::: INFORMATION SUPPLIED :::

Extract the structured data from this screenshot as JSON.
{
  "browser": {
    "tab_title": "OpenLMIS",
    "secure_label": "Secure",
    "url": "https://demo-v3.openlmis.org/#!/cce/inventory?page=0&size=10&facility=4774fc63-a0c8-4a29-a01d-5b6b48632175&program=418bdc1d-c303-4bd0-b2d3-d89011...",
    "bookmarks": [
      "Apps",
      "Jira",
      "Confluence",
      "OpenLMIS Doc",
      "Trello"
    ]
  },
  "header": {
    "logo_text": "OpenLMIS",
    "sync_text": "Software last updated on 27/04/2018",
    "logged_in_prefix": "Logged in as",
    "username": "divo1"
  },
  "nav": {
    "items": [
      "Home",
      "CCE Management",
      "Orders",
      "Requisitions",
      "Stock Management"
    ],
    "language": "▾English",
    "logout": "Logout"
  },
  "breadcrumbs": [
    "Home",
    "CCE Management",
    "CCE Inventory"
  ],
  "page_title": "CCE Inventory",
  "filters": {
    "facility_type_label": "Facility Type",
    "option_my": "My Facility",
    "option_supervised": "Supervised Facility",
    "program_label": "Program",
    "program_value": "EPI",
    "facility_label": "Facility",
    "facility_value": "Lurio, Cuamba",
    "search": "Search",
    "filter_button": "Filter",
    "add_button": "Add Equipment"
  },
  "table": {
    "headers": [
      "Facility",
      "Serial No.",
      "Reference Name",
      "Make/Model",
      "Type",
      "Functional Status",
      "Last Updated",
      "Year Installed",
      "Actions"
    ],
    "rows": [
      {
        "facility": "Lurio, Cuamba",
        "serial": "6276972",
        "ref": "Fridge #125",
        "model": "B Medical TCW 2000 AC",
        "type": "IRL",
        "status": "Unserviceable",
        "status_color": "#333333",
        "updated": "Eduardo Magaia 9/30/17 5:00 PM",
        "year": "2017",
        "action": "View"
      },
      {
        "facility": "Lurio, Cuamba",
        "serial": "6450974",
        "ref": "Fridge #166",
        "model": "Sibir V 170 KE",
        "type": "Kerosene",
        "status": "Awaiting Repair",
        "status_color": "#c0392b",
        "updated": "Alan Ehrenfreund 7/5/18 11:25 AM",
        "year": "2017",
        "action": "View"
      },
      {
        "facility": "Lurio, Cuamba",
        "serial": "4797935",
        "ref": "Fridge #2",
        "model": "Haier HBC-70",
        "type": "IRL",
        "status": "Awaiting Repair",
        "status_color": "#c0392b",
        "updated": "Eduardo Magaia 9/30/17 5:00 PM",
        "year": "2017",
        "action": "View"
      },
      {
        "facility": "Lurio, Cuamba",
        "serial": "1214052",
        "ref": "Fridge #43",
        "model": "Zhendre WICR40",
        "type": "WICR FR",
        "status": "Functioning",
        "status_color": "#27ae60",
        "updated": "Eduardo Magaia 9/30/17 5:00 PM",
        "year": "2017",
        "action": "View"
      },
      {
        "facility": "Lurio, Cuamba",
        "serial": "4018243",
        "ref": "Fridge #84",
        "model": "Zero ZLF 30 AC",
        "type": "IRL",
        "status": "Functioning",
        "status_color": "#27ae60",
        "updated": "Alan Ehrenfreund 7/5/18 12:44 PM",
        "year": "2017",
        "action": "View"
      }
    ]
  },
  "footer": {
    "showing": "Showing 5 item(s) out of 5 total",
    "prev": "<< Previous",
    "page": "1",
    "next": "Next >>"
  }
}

:::

#### TO DO:
Quote the entire listing above exactly.

#### RESULT:
Extract the structured data from this screenshot as JSON.
{
  "browser": {
    "tab_title": "OpenLMIS",
    "secure_label": "Secure",
    "url": "https://demo-v3.openlmis.org/#!/cce/inventory?page=0&size=10&facility=4774fc63-a0c8-4a29-a01d-5b6b48632175&program=418bdc1d-c303-4bd0-b2d3-d89011...",
    "bookmarks": [
      "Apps",
      "Jira",
      "Confluence",
      "OpenLMIS Doc",
      "Trello"
    ]
  },
  "header": {
    "logo_text": "OpenLMIS",
    "sync_text": "Software last updated on 27/04/2018",
    "logged_in_prefix": "Logged in as",
    "username": "divo1"
  },
  "nav": {
    "items": [
      "Home",
      "CCE Management",
      "Orders",
      "Requisitions",
      "Stock Management"
    ],
    "language": "▾English",
    "logout": "Logout"
  },
  "breadcrumbs": [
    "Home",
    "CCE Management",
    "CCE Inventory"
  ],
  "page_title": "CCE Inventory",
  "filters": {
    "facility_type_label": "Facility Type",
    "option_my": "My Facility",
    "option_supervised": "Supervised Facility",
    "program_label": "Program",
    "program_value": "EPI",
    "facility_label": "Facility",
    "facility_value": "Lurio, Cuamba",
    "search": "Search",
    "filter_button": "Filter",
    "add_button": "Add Equipment"
  },
  "table": {
    "headers": [
      "Facility",
      "Serial No.",
      "Reference Name",
      "Make/Model",
      "Type",
      "Functional Status",
      "Last Updated",
      "Year Installed",
      "Actions"
    ],
    "rows": [
      {
        "facility": "Lurio, Cuamba",
        "serial": "6276972",
        "ref": "Fridge #125",
        "model": "B Medical TCW 2000 AC",
        "type": "IRL",
        "status": "Unserviceable",
        "status_color": "#333333",
        "updated": "Eduardo Magaia 9/30/17 5:00 PM",
        "year": "2017",
        "action": "View"
      },
      {
        "facility": "Lurio, Cuamba",
        "serial": "6450974",
        "ref": "Fridge #166",
        "model": "Sibir V 170 KE",
        "type": "Kerosene",
        "status": "Awaiting Repair",
        "status_color": "#c0392b",
        "updated": "Alan Ehrenfreund 7/5/18 11:25 AM",
        "year": "2017",
        "action": "View"
      },
      {
        "facility": "Lurio, Cuamba",
        "serial": "4797935",
        "ref": "Fridge #2",
        "model": "Haier HBC-70",
        "type": "IRL",
        "status": "Awaiting Repair",
        "status_color": "#c0392b",
        "updated": "Eduardo Magaia 9/30/17 5:00 PM",
        "year": "2017",
        "action": "View"
      },
      {
        "facility": "Lurio, Cuamba",
        "serial": "1214052",
        "ref": "Fridge #43",
        "model": "Zhendre WICR40",
        "type": "WICR FR",
        "status": "Functioning",
        "status_color": "#27ae60",
        "updated": "Eduardo Magaia 9/30/17 5:00 PM",
        "year": "2017",
        "action": "View"
      },
      {
        "facility": "Lurio, Cuamba",
        "serial": "4018243",
        "ref": "Fridge #84",
        "model": "Zero ZLF 30 AC",
        "type": "IRL",
        "status": "Functioning",
        "status_color": "#27ae60",
        "updated": "Alan Ehrenfreund 7/5/18 12:44 PM",
        "year": "2017",
        "action": "View"
      }
    ]
  },
  "footer": {
    "showing": "Showing 5 item(s) out of 5 total",
    "prev": "<< Previous",
    "page": "1",
    "next": "Next >>"
  }
}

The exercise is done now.